---- GIVEN RECORDS

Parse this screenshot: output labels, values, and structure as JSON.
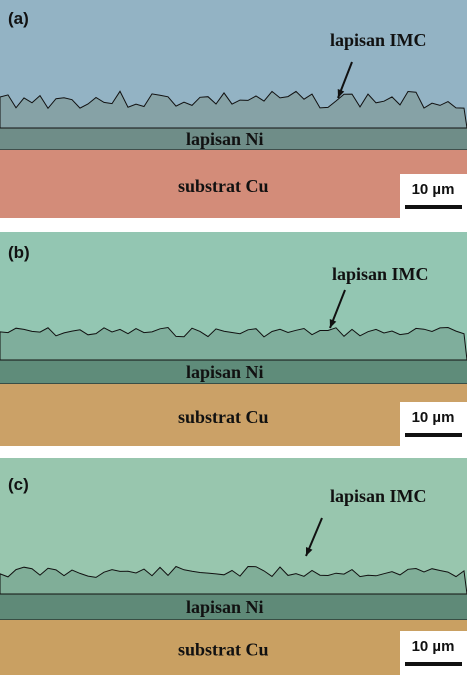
{
  "panels": [
    {
      "label": "(a)",
      "imc_label": "lapisan IMC",
      "ni_label": "lapisan Ni",
      "cu_label": "substrat Cu",
      "scale_bar": "10 µm"
    },
    {
      "label": "(b)",
      "imc_label": "lapisan IMC",
      "ni_label": "lapisan Ni",
      "cu_label": "substrat Cu",
      "scale_bar": "10 µm"
    },
    {
      "label": "(c)",
      "imc_label": "lapisan IMC",
      "ni_label": "lapisan Ni",
      "cu_label": "substrat Cu",
      "scale_bar": "10 µm"
    }
  ]
}
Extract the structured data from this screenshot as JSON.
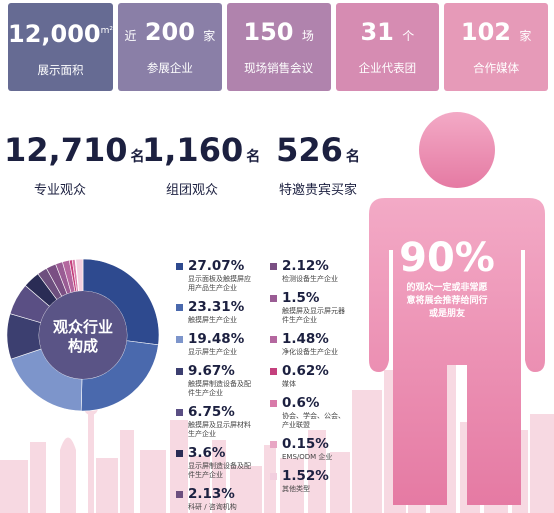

--------

YOUR OBJECTIVE:
Quote each line of the listing exactly, but leave the pictures out.

RESULT:
Parse this screenshot: output labels, values, and structure as JSON.
{
  "panels": [
    {
      "label": "(a)",
      "imc_label": "lapisan IMC",
      "ni_label": "lapisan Ni",
      "cu_label": "substrat Cu",
      "scale_bar": "10 µm"
    },
    {
      "label": "(b)",
      "imc_label": "lapisan IMC",
      "ni_label": "lapisan Ni",
      "cu_label": "substrat Cu",
      "scale_bar": "10 µm"
    },
    {
      "label": "(c)",
      "imc_label": "lapisan IMC",
      "ni_label": "lapisan Ni",
      "cu_label": "substrat Cu",
      "scale_bar": "10 µm"
    }
  ]
}
Extract the structured data from this screenshot as JSON.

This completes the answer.